Objective: Take every line from the listing below that contains "各成员国都将获益".

--- Begin Data to use ---

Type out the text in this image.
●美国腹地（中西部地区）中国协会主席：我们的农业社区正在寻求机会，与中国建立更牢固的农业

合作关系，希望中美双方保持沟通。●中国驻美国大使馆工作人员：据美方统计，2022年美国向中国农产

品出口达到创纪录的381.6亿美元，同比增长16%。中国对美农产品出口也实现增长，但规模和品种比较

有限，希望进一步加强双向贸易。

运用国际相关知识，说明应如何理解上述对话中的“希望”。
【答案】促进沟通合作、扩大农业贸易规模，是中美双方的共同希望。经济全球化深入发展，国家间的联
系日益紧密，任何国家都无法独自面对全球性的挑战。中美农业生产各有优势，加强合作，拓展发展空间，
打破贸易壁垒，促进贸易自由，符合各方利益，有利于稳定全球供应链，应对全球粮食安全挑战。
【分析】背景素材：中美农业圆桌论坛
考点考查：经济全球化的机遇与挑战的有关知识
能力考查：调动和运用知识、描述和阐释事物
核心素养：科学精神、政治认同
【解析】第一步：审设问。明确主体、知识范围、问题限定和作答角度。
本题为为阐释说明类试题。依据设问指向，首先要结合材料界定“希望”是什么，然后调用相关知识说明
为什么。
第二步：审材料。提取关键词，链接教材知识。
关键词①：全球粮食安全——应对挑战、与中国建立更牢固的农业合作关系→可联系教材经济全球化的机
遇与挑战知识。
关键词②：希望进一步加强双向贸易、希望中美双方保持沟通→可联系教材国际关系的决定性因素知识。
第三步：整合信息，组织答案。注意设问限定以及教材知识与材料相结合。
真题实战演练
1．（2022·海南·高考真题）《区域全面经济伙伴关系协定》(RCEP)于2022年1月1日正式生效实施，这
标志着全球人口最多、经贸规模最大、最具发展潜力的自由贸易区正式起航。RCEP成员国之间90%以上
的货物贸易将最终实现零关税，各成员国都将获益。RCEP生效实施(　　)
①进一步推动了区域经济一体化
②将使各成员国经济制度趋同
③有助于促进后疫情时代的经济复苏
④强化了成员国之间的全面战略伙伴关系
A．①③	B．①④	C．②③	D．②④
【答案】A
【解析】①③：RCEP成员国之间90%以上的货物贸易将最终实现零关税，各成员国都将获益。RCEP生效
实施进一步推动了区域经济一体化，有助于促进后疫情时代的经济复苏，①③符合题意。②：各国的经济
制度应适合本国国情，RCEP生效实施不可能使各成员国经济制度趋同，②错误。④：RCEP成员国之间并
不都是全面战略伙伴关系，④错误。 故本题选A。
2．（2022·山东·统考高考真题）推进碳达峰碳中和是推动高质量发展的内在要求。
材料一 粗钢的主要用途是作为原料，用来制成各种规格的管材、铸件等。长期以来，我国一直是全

--- End Data to use ---

Problem solution:
的货物贸易将最终实现零关税，各成员国都将获益。RCEP生效实施(　　)
【解析】①③：RCEP成员国之间90%以上的货物贸易将最终实现零关税，各成员国都将获益。RCEP生效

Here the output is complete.